▶ _Goal 1_
Output the passage of the blog post on the boundaries of event processing that lies between "Friday, April 10, 2009" and "are part of the event processing systems?", inclusive, copying it word for word.

▶ _Text provided_
|---|

Friday, April 10, 2009

On the boundaries of event processing

We are in the Passover vacation, to celebrate the biblical story of getting out from Egypt where the sea has split and people could move in the gap that was created, well -- I guess that at that time people just walked, but if it would have occurred today it might have looked like this.
Today I would like to write something about the "boundaries" of event processing, based on some discussions last week, related to writing a book about event processing. There are two issues related to the scope:
  • Is pre-processing to emit event by the producer, and post-processing of events by the consumer are part of the event processing systems?
  • Are pre-processing to obtain the event processing patterns that has to be monitored (i.e. using machine learning techniques) part of the event processing systems?

|---|

▶ _Data for processing_

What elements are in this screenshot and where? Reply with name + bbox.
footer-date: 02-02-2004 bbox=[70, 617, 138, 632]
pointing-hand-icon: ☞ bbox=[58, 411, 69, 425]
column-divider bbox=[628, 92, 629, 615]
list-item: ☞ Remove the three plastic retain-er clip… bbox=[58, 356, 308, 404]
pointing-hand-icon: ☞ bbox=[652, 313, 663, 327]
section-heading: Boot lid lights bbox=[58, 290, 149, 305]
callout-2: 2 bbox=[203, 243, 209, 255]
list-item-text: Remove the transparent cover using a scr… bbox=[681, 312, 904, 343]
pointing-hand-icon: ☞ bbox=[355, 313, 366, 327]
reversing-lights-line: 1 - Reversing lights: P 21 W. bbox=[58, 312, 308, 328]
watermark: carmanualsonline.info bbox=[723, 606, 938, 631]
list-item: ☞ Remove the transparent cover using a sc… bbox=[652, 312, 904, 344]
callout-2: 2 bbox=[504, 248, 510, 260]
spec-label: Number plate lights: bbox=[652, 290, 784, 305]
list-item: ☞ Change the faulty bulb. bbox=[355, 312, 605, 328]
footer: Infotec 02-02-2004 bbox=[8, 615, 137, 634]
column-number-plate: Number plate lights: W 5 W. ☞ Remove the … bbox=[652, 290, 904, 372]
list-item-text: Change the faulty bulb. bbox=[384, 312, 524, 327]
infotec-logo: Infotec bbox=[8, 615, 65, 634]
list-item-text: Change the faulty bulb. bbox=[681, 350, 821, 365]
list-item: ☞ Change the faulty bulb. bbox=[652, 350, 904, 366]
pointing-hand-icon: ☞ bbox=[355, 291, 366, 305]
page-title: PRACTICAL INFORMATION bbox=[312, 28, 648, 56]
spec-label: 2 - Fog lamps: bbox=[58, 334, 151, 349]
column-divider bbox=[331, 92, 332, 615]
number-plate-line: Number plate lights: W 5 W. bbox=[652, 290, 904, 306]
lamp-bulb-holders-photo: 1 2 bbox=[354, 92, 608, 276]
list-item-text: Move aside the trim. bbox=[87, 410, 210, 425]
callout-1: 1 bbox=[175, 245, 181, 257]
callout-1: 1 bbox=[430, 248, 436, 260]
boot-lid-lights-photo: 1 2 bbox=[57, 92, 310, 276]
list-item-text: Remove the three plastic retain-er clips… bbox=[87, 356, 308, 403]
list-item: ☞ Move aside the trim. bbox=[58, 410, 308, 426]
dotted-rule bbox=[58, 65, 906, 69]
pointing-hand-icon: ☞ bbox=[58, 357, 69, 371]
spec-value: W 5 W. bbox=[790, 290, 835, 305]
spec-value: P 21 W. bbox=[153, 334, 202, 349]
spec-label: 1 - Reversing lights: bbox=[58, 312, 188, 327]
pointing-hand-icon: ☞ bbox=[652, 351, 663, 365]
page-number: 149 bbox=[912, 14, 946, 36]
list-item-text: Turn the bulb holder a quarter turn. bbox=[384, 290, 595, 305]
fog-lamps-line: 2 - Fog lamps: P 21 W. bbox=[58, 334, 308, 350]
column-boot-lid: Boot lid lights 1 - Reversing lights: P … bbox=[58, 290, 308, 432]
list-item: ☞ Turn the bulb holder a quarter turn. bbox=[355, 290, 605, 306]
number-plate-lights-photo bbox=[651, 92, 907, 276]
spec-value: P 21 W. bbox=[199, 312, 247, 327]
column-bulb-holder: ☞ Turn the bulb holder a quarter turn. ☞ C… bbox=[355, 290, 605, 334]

|---|

▶ _Goal 2_
Format the rows as a numbered list, from the first row through the line holding "page-number: 149 bbox=[912, 14, 946, 36]", inclusive, and leave out any blank lines.

▶ _Finished answer 1_
Friday, April 10, 2009

On the boundaries of event processing

We are in the Passover vacation, to celebrate the biblical story of getting out from Egypt where the sea has split and people could move in the gap that was created, well -- I guess that at that time people just walked, but if it would have occurred today it might have looked like this.
Today I would like to write something about the "boundaries" of event processing, based on some discussions last week, related to writing a book about event processing. There are two issues related to the scope:
  • Is pre-processing to emit event by the producer, and post-processing of events by the consumer are part of the event processing systems?

▶ _Finished answer 2_
1. What elements are in this screenshot and where? Reply with name + bbox.
2. footer-date: 02-02-2004 bbox=[70, 617, 138, 632]
3. pointing-hand-icon: ☞ bbox=[58, 411, 69, 425]
4. column-divider bbox=[628, 92, 629, 615]
5. list-item: ☞ Remove the three plastic retain-er clip… bbox=[58, 356, 308, 404]
6. pointing-hand-icon: ☞ bbox=[652, 313, 663, 327]
7. section-heading: Boot lid lights bbox=[58, 290, 149, 305]
8. callout-2: 2 bbox=[203, 243, 209, 255]
9. list-item-text: Remove the transparent cover using a scr… bbox=[681, 312, 904, 343]
10. pointing-hand-icon: ☞ bbox=[355, 313, 366, 327]
11. reversing-lights-line: 1 - Reversing lights: P 21 W. bbox=[58, 312, 308, 328]
12. watermark: carmanualsonline.info bbox=[723, 606, 938, 631]
13. list-item: ☞ Remove the transparent cover using a sc… bbox=[652, 312, 904, 344]
14. callout-2: 2 bbox=[504, 248, 510, 260]
15. spec-label: Number plate lights: bbox=[652, 290, 784, 305]
16. list-item: ☞ Change the faulty bulb. bbox=[355, 312, 605, 328]
17. footer: Infotec 02-02-2004 bbox=[8, 615, 137, 634]
18. column-number-plate: Number plate lights: W 5 W. ☞ Remove the … bbox=[652, 290, 904, 372]
19. list-item-text: Change the faulty bulb. bbox=[384, 312, 524, 327]
20. infotec-logo: Infotec bbox=[8, 615, 65, 634]
21. list-item-text: Change the faulty bulb. bbox=[681, 350, 821, 365]
22. list-item: ☞ Change the faulty bulb. bbox=[652, 350, 904, 366]
23. pointing-hand-icon: ☞ bbox=[355, 291, 366, 305]
24. page-title: PRACTICAL INFORMATION bbox=[312, 28, 648, 56]
25. spec-label: 2 - Fog lamps: bbox=[58, 334, 151, 349]
26. column-divider bbox=[331, 92, 332, 615]
27. number-plate-line: Number plate lights: W 5 W. bbox=[652, 290, 904, 306]
28. lamp-bulb-holders-photo: 1 2 bbox=[354, 92, 608, 276]
29. list-item-text: Move aside the trim. bbox=[87, 410, 210, 425]
30. callout-1: 1 bbox=[175, 245, 181, 257]
31. callout-1: 1 bbox=[430, 248, 436, 260]
32. boot-lid-lights-photo: 1 2 bbox=[57, 92, 310, 276]
33. list-item-text: Remove the three plastic retain-er clips… bbox=[87, 356, 308, 403]
34. list-item: ☞ Move aside the trim. bbox=[58, 410, 308, 426]
35. dotted-rule bbox=[58, 65, 906, 69]
36. pointing-hand-icon: ☞ bbox=[58, 357, 69, 371]
37. spec-value: W 5 W. bbox=[790, 290, 835, 305]
38. spec-value: P 21 W. bbox=[153, 334, 202, 349]
39. spec-label: 1 - Reversing lights: bbox=[58, 312, 188, 327]
40. pointing-hand-icon: ☞ bbox=[652, 351, 663, 365]
41. page-number: 149 bbox=[912, 14, 946, 36]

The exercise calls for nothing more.